### WHAT YOU SHOULD DO
Can the data below be echoed back word for word?

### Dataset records
※

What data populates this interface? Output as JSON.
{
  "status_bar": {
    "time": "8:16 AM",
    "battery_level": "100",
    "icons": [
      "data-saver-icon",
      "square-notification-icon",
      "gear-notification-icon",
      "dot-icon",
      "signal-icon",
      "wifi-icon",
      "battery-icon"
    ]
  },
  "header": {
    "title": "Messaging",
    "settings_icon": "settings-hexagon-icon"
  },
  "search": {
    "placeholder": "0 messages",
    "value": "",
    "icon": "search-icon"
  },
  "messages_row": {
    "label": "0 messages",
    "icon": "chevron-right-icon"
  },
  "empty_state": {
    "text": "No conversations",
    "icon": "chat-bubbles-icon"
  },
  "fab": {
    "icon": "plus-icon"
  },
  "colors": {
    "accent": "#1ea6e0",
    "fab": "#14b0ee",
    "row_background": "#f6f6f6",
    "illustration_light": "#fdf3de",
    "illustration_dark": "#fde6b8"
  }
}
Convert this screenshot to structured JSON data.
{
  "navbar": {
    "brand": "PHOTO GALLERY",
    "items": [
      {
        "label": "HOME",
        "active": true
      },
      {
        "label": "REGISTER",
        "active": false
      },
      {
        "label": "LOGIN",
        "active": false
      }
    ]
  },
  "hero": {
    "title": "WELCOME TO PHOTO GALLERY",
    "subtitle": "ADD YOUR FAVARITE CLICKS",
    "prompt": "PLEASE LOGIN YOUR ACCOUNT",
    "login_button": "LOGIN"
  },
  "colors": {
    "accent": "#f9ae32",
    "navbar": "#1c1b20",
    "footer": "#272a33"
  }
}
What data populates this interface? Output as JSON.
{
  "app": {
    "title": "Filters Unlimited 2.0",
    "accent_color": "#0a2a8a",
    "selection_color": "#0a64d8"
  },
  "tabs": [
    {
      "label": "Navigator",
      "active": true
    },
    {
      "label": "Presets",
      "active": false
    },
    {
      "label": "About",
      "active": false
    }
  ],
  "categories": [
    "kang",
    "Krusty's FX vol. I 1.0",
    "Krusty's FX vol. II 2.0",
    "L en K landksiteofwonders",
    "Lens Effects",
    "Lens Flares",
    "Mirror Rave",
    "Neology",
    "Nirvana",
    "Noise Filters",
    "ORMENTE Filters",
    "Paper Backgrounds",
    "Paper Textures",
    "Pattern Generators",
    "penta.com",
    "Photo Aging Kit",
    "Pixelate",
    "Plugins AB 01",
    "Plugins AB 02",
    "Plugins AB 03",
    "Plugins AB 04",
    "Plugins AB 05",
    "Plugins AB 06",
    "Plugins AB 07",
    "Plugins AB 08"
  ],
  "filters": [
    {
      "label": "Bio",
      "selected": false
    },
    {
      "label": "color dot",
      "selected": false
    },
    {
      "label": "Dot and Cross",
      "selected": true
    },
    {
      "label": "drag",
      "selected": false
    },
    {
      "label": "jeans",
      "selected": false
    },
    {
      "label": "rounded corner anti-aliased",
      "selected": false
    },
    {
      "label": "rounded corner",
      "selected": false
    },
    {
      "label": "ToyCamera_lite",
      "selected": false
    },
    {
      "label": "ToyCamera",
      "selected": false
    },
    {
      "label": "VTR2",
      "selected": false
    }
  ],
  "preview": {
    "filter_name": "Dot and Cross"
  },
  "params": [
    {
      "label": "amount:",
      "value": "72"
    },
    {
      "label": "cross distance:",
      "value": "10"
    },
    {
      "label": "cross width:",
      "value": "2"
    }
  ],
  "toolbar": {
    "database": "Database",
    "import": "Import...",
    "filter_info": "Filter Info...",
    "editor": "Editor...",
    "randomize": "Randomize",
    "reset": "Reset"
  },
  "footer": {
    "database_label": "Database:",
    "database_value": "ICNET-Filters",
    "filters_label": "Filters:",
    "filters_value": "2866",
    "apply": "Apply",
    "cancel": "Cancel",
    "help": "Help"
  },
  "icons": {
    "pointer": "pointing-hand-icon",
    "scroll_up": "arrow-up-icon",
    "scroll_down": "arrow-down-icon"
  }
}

※

### FINAL RESULT
What data populates this interface? Output as JSON.
{
  "status_bar": {
    "time": "8:16 AM",
    "battery_level": "100",
    "icons": [
      "data-saver-icon",
      "square-notification-icon",
      "gear-notification-icon",
      "dot-icon",
      "signal-icon",
      "wifi-icon",
      "battery-icon"
    ]
  },
  "header": {
    "title": "Messaging",
    "settings_icon": "settings-hexagon-icon"
  },
  "search": {
    "placeholder": "0 messages",
    "value": "",
    "icon": "search-icon"
  },
  "messages_row": {
    "label": "0 messages",
    "icon": "chevron-right-icon"
  },
  "empty_state": {
    "text": "No conversations",
    "icon": "chat-bubbles-icon"
  },
  "fab": {
    "icon": "plus-icon"
  },
  "colors": {
    "accent": "#1ea6e0",
    "fab": "#14b0ee",
    "row_background": "#f6f6f6",
    "illustration_light": "#fdf3de",
    "illustration_dark": "#fde6b8"
  }
}
Convert this screenshot to structured JSON data.
{
  "navbar": {
    "brand": "PHOTO GALLERY",
    "items": [
      {
        "label": "HOME",
        "active": true
      },
      {
        "label": "REGISTER",
        "active": false
      },
      {
        "label": "LOGIN",
        "active": false
      }
    ]
  },
  "hero": {
    "title": "WELCOME TO PHOTO GALLERY",
    "subtitle": "ADD YOUR FAVARITE CLICKS",
    "prompt": "PLEASE LOGIN YOUR ACCOUNT",
    "login_button": "LOGIN"
  },
  "colors": {
    "accent": "#f9ae32",
    "navbar": "#1c1b20",
    "footer": "#272a33"
  }
}
What data populates this interface? Output as JSON.
{
  "app": {
    "title": "Filters Unlimited 2.0",
    "accent_color": "#0a2a8a",
    "selection_color": "#0a64d8"
  },
  "tabs": [
    {
      "label": "Navigator",
      "active": true
    },
    {
      "label": "Presets",
      "active": false
    },
    {
      "label": "About",
      "active": false
    }
  ],
  "categories": [
    "kang",
    "Krusty's FX vol. I 1.0",
    "Krusty's FX vol. II 2.0",
    "L en K landksiteofwonders",
    "Lens Effects",
    "Lens Flares",
    "Mirror Rave",
    "Neology",
    "Nirvana",
    "Noise Filters",
    "ORMENTE Filters",
    "Paper Backgrounds",
    "Paper Textures",
    "Pattern Generators",
    "penta.com",
    "Photo Aging Kit",
    "Pixelate",
    "Plugins AB 01",
    "Plugins AB 02",
    "Plugins AB 03",
    "Plugins AB 04",
    "Plugins AB 05",
    "Plugins AB 06",
    "Plugins AB 07",
    "Plugins AB 08"
  ],
  "filters": [
    {
      "label": "Bio",
      "selected": false
    },
    {
      "label": "color dot",
      "selected": false
    },
    {
      "label": "Dot and Cross",
      "selected": true
    },
    {
      "label": "drag",
      "selected": false
    },
    {
      "label": "jeans",
      "selected": false
    },
    {
      "label": "rounded corner anti-aliased",
      "selected": false
    },
    {
      "label": "rounded corner",
      "selected": false
    },
    {
      "label": "ToyCamera_lite",
      "selected": false
    },
    {
      "label": "ToyCamera",
      "selected": false
    },
    {
      "label": "VTR2",
      "selected": false
    }
  ],
  "preview": {
    "filter_name": "Dot and Cross"
  },
  "params": [
    {
      "label": "amount:",
      "value": "72"
    },
    {
      "label": "cross distance:",
      "value": "10"
    },
    {
      "label": "cross width:",
      "value": "2"
    }
  ],
  "toolbar": {
    "database": "Database",
    "import": "Import...",
    "filter_info": "Filter Info...",
    "editor": "Editor...",
    "randomize": "Randomize",
    "reset": "Reset"
  },
  "footer": {
    "database_label": "Database:",
    "database_value": "ICNET-Filters",
    "filters_label": "Filters:",
    "filters_value": "2866",
    "apply": "Apply",
    "cancel": "Cancel",
    "help": "Help"
  },
  "icons": {
    "pointer": "pointing-hand-icon",
    "scroll_up": "arrow-up-icon",
    "scroll_down": "arrow-down-icon"
  }
}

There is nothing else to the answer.